▸ **Data supplied**:
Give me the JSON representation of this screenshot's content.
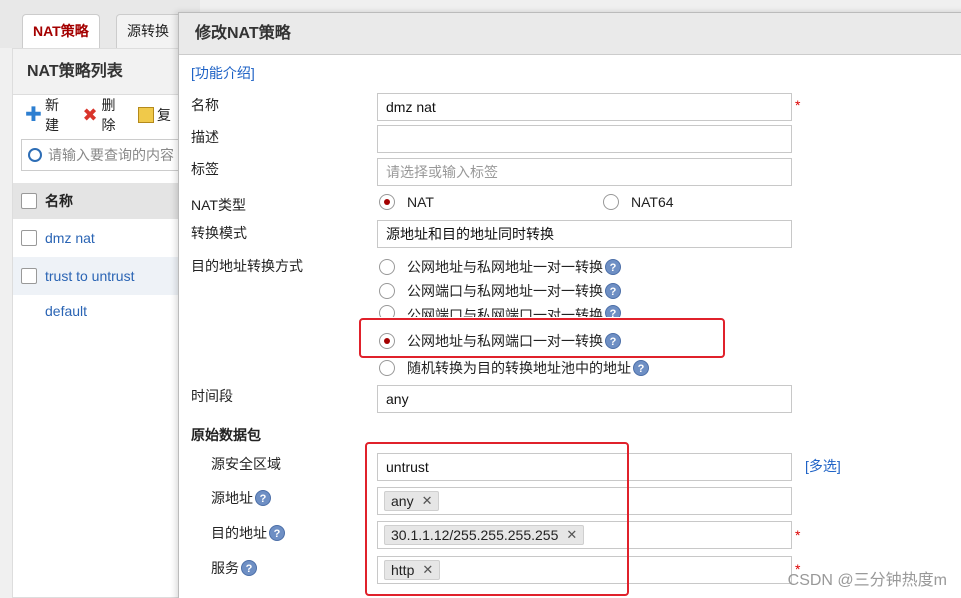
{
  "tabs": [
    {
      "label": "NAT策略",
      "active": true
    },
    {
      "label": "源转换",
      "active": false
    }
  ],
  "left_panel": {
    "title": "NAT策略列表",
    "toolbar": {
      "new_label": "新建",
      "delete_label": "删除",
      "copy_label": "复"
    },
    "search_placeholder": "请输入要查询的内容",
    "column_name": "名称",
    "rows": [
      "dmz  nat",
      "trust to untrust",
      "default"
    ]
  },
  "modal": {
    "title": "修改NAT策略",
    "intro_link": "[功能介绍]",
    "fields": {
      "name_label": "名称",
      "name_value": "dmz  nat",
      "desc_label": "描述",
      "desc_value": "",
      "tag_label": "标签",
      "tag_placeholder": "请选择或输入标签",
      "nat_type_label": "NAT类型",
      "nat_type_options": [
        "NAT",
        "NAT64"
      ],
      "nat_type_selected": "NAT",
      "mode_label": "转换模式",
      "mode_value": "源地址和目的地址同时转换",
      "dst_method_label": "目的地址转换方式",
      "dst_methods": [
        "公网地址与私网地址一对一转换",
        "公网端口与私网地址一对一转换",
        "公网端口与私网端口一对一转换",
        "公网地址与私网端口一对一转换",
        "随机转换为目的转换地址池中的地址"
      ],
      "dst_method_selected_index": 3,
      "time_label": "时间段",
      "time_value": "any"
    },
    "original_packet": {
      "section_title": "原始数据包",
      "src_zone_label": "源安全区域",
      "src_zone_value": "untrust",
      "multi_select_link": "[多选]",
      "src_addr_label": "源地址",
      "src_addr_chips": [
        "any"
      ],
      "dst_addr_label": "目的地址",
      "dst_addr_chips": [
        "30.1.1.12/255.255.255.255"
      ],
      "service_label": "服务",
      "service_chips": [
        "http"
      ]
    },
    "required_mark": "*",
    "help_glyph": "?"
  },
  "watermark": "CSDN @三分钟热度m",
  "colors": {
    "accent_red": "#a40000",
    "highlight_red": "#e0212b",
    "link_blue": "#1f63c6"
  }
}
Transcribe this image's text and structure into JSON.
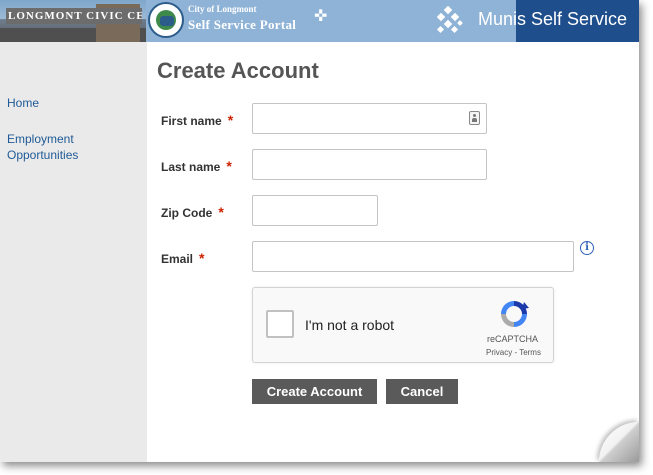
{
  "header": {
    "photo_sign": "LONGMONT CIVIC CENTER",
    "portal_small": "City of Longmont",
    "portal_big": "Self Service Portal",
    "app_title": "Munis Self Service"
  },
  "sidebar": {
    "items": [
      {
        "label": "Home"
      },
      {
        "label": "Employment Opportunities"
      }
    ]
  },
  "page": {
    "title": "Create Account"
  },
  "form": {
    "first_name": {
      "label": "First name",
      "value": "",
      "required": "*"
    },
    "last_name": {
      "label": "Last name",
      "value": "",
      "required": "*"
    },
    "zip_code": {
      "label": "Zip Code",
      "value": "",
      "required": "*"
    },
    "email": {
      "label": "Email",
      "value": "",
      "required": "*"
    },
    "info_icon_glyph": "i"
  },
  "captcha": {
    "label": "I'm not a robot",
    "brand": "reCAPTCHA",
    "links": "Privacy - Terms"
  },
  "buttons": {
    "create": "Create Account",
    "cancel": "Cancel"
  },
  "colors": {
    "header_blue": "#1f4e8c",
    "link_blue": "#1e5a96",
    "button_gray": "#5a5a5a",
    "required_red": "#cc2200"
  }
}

▸ **Brief**: Return the listing above word for word, with the pictures removed.

▸ **Written answer**:
Give me the JSON representation of this screenshot's content.
{
  "tabs": [
    {
      "label": "NAT策略",
      "active": true
    },
    {
      "label": "源转换",
      "active": false
    }
  ],
  "left_panel": {
    "title": "NAT策略列表",
    "toolbar": {
      "new_label": "新建",
      "delete_label": "删除",
      "copy_label": "复"
    },
    "search_placeholder": "请输入要查询的内容",
    "column_name": "名称",
    "rows": [
      "dmz  nat",
      "trust to untrust",
      "default"
    ]
  },
  "modal": {
    "title": "修改NAT策略",
    "intro_link": "[功能介绍]",
    "fields": {
      "name_label": "名称",
      "name_value": "dmz  nat",
      "desc_label": "描述",
      "desc_value": "",
      "tag_label": "标签",
      "tag_placeholder": "请选择或输入标签",
      "nat_type_label": "NAT类型",
      "nat_type_options": [
        "NAT",
        "NAT64"
      ],
      "nat_type_selected": "NAT",
      "mode_label": "转换模式",
      "mode_value": "源地址和目的地址同时转换",
      "dst_method_label": "目的地址转换方式",
      "dst_methods": [
        "公网地址与私网地址一对一转换",
        "公网端口与私网地址一对一转换",
        "公网端口与私网端口一对一转换",
        "公网地址与私网端口一对一转换",
        "随机转换为目的转换地址池中的地址"
      ],
      "dst_method_selected_index": 3,
      "time_label": "时间段",
      "time_value": "any"
    },
    "original_packet": {
      "section_title": "原始数据包",
      "src_zone_label": "源安全区域",
      "src_zone_value": "untrust",
      "multi_select_link": "[多选]",
      "src_addr_label": "源地址",
      "src_addr_chips": [
        "any"
      ],
      "dst_addr_label": "目的地址",
      "dst_addr_chips": [
        "30.1.1.12/255.255.255.255"
      ],
      "service_label": "服务",
      "service_chips": [
        "http"
      ]
    },
    "required_mark": "*",
    "help_glyph": "?"
  },
  "watermark": "CSDN @三分钟热度m",
  "colors": {
    "accent_red": "#a40000",
    "highlight_red": "#e0212b",
    "link_blue": "#1f63c6"
  }
}
Transcribe this image's text and structure into JSON.
{
  "header": {
    "photo_sign": "LONGMONT CIVIC CENTER",
    "portal_small": "City of Longmont",
    "portal_big": "Self Service Portal",
    "app_title": "Munis Self Service"
  },
  "sidebar": {
    "items": [
      {
        "label": "Home"
      },
      {
        "label": "Employment Opportunities"
      }
    ]
  },
  "page": {
    "title": "Create Account"
  },
  "form": {
    "first_name": {
      "label": "First name",
      "value": "",
      "required": "*"
    },
    "last_name": {
      "label": "Last name",
      "value": "",
      "required": "*"
    },
    "zip_code": {
      "label": "Zip Code",
      "value": "",
      "required": "*"
    },
    "email": {
      "label": "Email",
      "value": "",
      "required": "*"
    },
    "info_icon_glyph": "i"
  },
  "captcha": {
    "label": "I'm not a robot",
    "brand": "reCAPTCHA",
    "links": "Privacy - Terms"
  },
  "buttons": {
    "create": "Create Account",
    "cancel": "Cancel"
  },
  "colors": {
    "header_blue": "#1f4e8c",
    "link_blue": "#1e5a96",
    "button_gray": "#5a5a5a",
    "required_red": "#cc2200"
  }
}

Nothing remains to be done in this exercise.